§ **EXTRACTED DATA**:

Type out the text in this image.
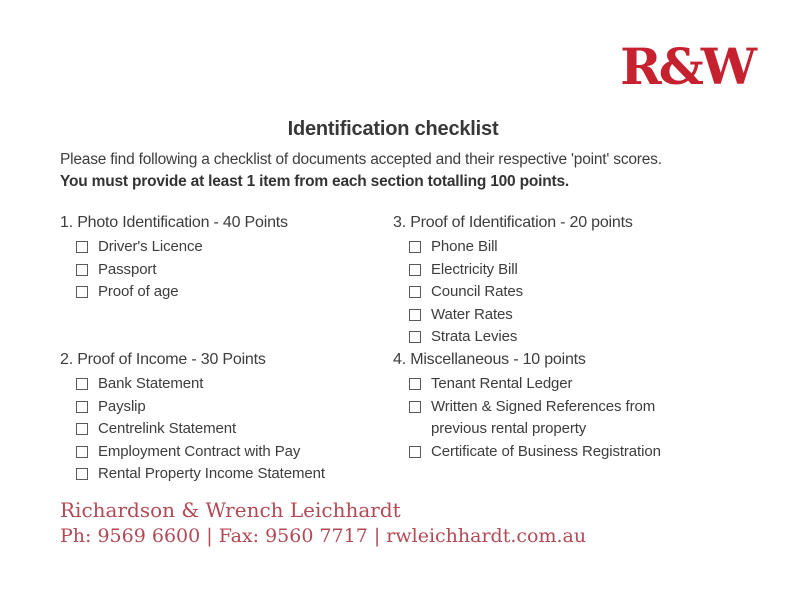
R&W
Identification checklist
Please find following a checklist of documents accepted and their respective 'point' scores.
You must provide at least 1 item from each section totalling 100 points.
1. Photo Identification - 40 Points
Driver's Licence
Passport
Proof of age
2. Proof of Income - 30 Points
Bank Statement
Payslip
Centrelink Statement
Employment Contract with Pay
Rental Property Income Statement
3. Proof of Identification - 20 points
Phone Bill
Electricity Bill
Council Rates
Water Rates
Strata Levies
4. Miscellaneous - 10 points
Tenant Rental Ledger
Written & Signed References from previous rental property
Certificate of Business Registration
Richardson & Wrench Leichhardt
Ph: 9569 6600 | Fax: 9560 7717 | rwleichhardt.com.au
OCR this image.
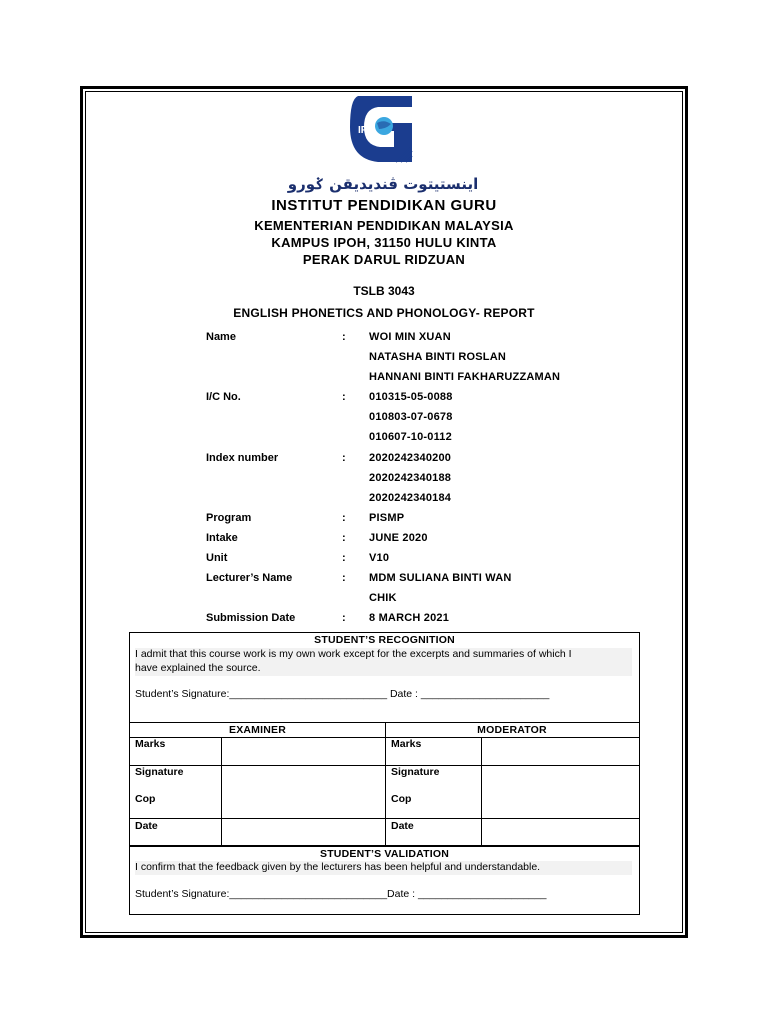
IPG
اينستيتوت ڤنديديقن ݢورو
INSTITUT PENDIDIKAN GURU
KEMENTERIAN PENDIDIKAN MALAYSIA
KAMPUS IPOH, 31150 HULU KINTA
PERAK DARUL RIDZUAN
TSLB 3043
ENGLISH PHONETICS AND PHONOLOGY- REPORT
Name	: WOI MIN XUAN
NATASHA BINTI ROSLAN
HANNANI BINTI FAKHARUZZAMAN
I/C No.	: 010315-05-0088
010803-07-0678
010607-10-0112
Index number	: 2020242340200
2020242340188
2020242340184
Program	: PISMP
Intake	: JUNE 2020
Unit	: V10
Lecturer’s Name	: MDM SULIANA BINTI WAN
CHIK
Submission Date	: 8 MARCH 2021
STUDENT’S RECOGNITION
I admit that this course work is my own work except for the excerpts and summaries of which I
have explained the source.
Student’s Signature:___________________________ Date : ______________________
EXAMINER	MODERATOR
Marks	Marks
Signature	Signature
Cop	Cop
Date	Date
STUDENT’S VALIDATION
I confirm that the feedback given by the lecturers has been helpful and understandable.
Student’s Signature:___________________________Date : ______________________
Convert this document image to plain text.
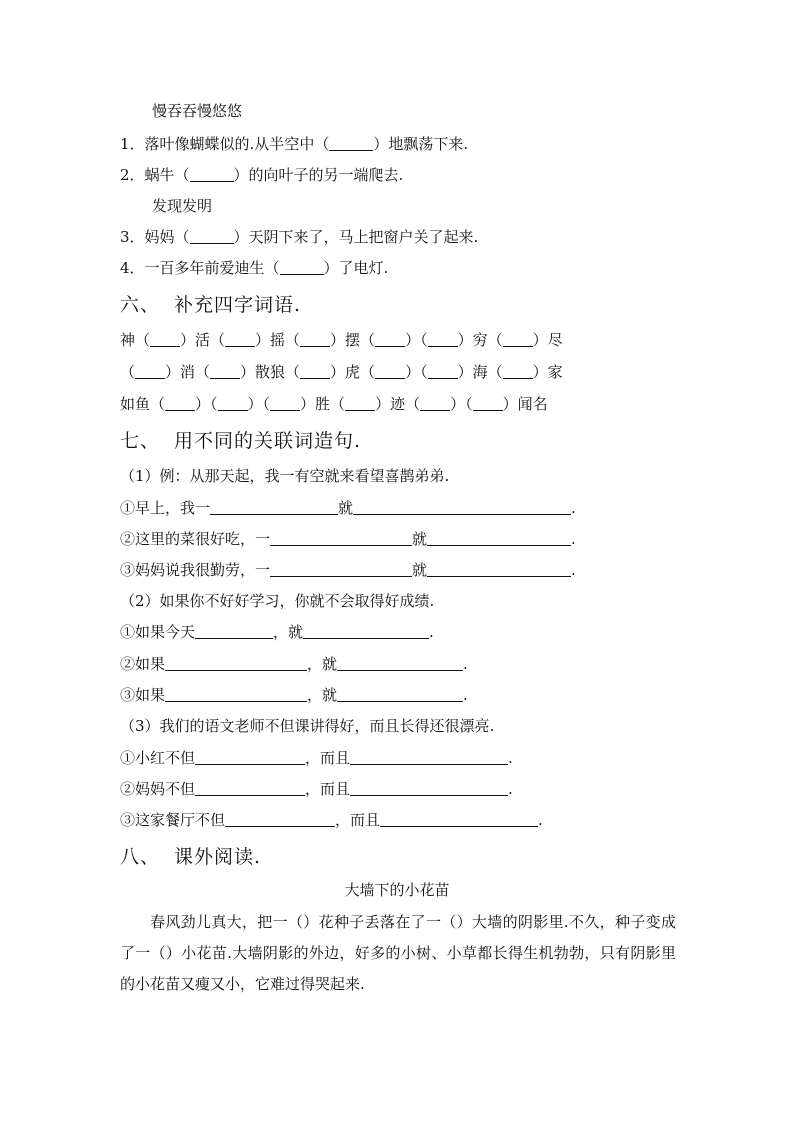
慢吞吞慢悠悠
1．落叶像蝴蝶似的.从半空中（	）地飘荡下来.
2．蜗牛（	）的向叶子的另一端爬去.
发现发明
3．妈妈（	）天阴下来了，马上把窗户关了起来.
4．一百多年前爱迪生（	）了电灯.
六、 补充四字词语.
神（ ）活（ ）摇（ ）摆（ ）（ ）穷（ ）尽
（ ）消（ ）散狼（ ）虎（ ）（ ）海（ ）家
如鱼（ ）（ ）（ ）胜（ ）迹（ ）（ ）闻名
七、 用不同的关联词造句.
（1）例：从那天起，我一有空就来看望喜鹊弟弟.
①早上，我一	就	.
②这里的菜很好吃，一	就	.
③妈妈说我很勤劳，一	就	.
（2）如果你不好好学习，你就不会取得好成绩.
①如果今天	，就	.
②如果	，就	.
③如果	，就	.
（3）我们的语文老师不但课讲得好，而且长得还很漂亮.
①小红不但	，而且	.
②妈妈不但	，而且	.
③这家餐厅不但	，而且	.
八、 课外阅读.
大墙下的小花苗
春风劲儿真大，把一（）花种子丢落在了一（）大墙的阴影里.不久，种子变成了一（）小花苗.大墙阴影的外边，好多的小树、小草都长得生机勃勃，只有阴影里的小花苗又瘦又小，它难过得哭起来.
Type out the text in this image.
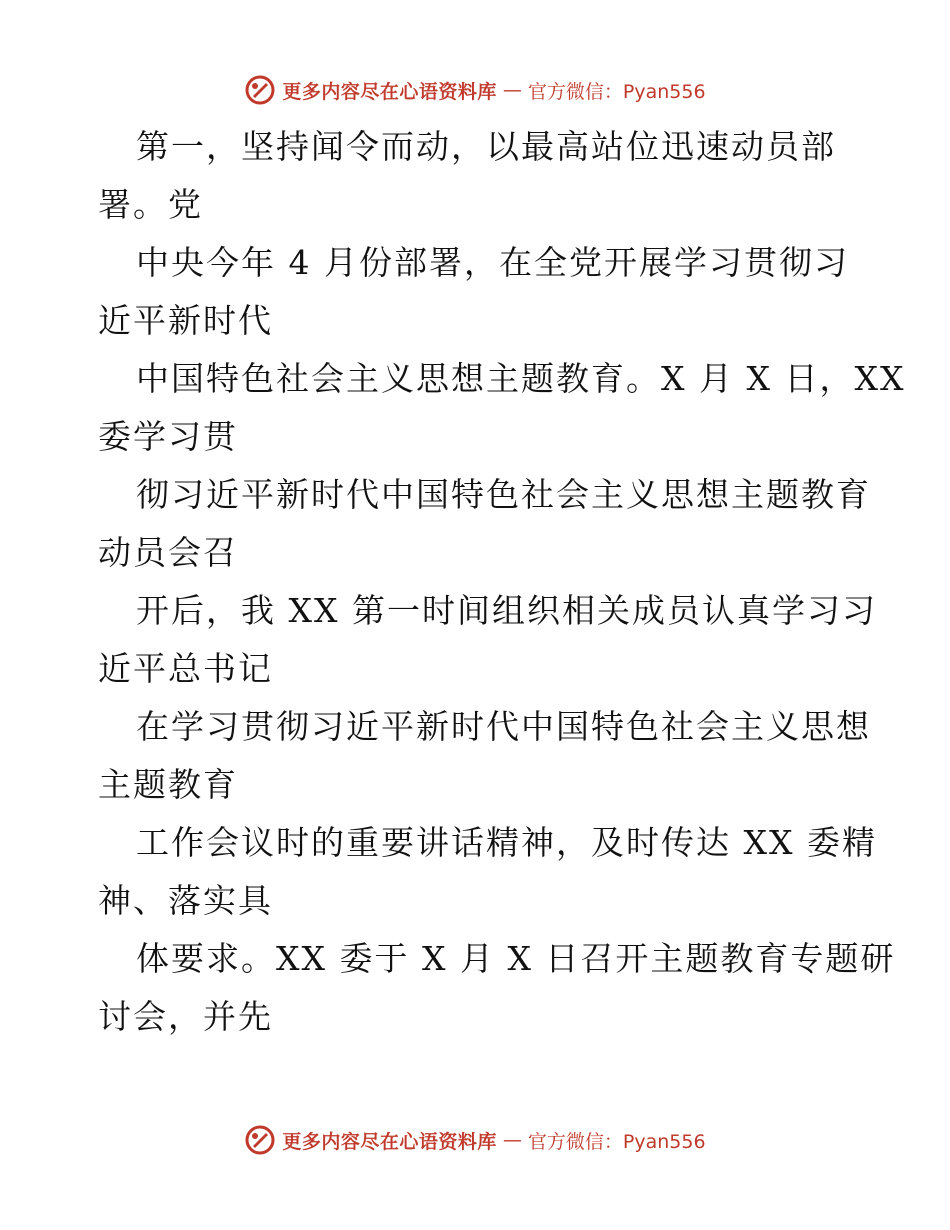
更多内容尽在心语资料库 — 官方微信：Pyan556

第一，坚持闻令而动，以最高站位迅速动员部
署。党

中央今年 4 月份部署，在全党开展学习贯彻习
近平新时代

中国特色社会主义思想主题教育。X 月 X 日，XX
委学习贯

彻习近平新时代中国特色社会主义思想主题教育
动员会召

开后，我 XX 第一时间组织相关成员认真学习习
近平总书记

在学习贯彻习近平新时代中国特色社会主义思想
主题教育

工作会议时的重要讲话精神，及时传达 XX 委精
神、落实具

体要求。XX 委于 X 月 X 日召开主题教育专题研
讨会，并先

更多内容尽在心语资料库 — 官方微信：Pyan556
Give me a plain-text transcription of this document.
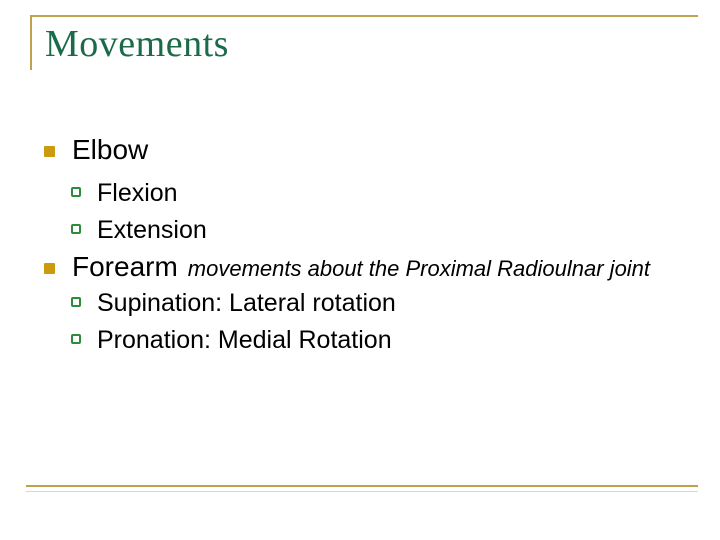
Movements
Elbow
Flexion
Extension
Forearm movements about the Proximal Radioulnar joint
Supination: Lateral rotation
Pronation: Medial Rotation
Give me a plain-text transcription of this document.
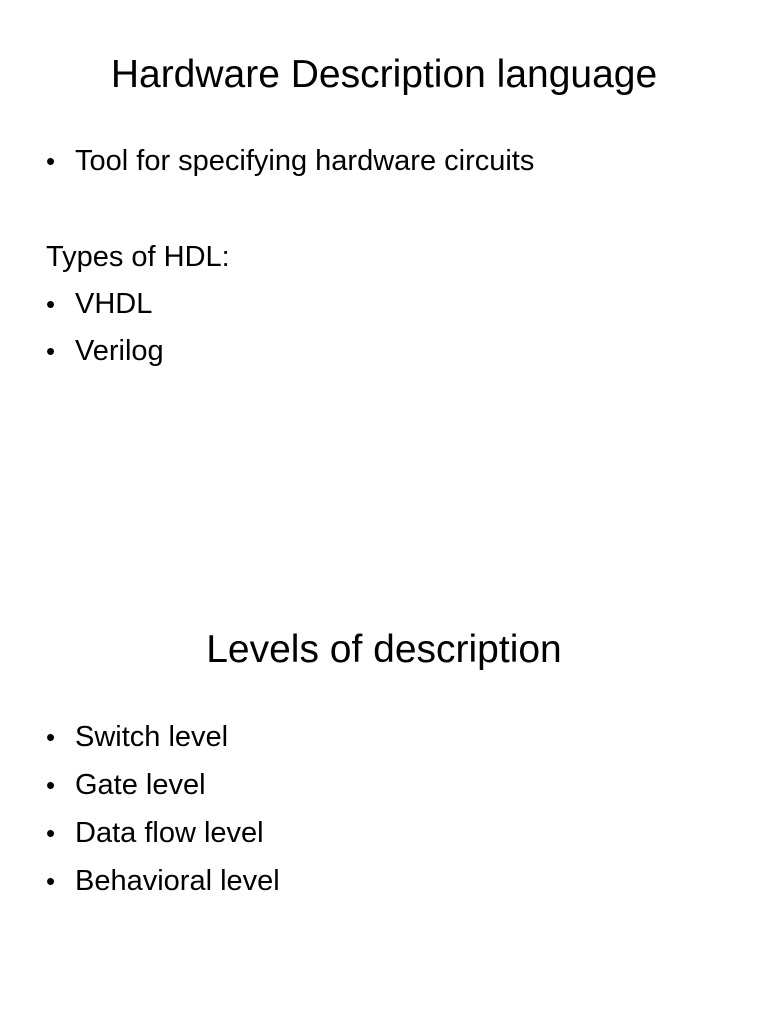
Hardware Description language
• Tool for specifying hardware circuits

Types of HDL:

• VHDL
• Verilog
Levels of description
• Switch level
• Gate level
• Data flow level
• Behavioral level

§ **OBJECTIVE**:
Select and copy every line from the records that includes the word "Income".

§ **RIGHT ANSWER**:
2. Proof of Income - 30 Points
Rental Property Income Statement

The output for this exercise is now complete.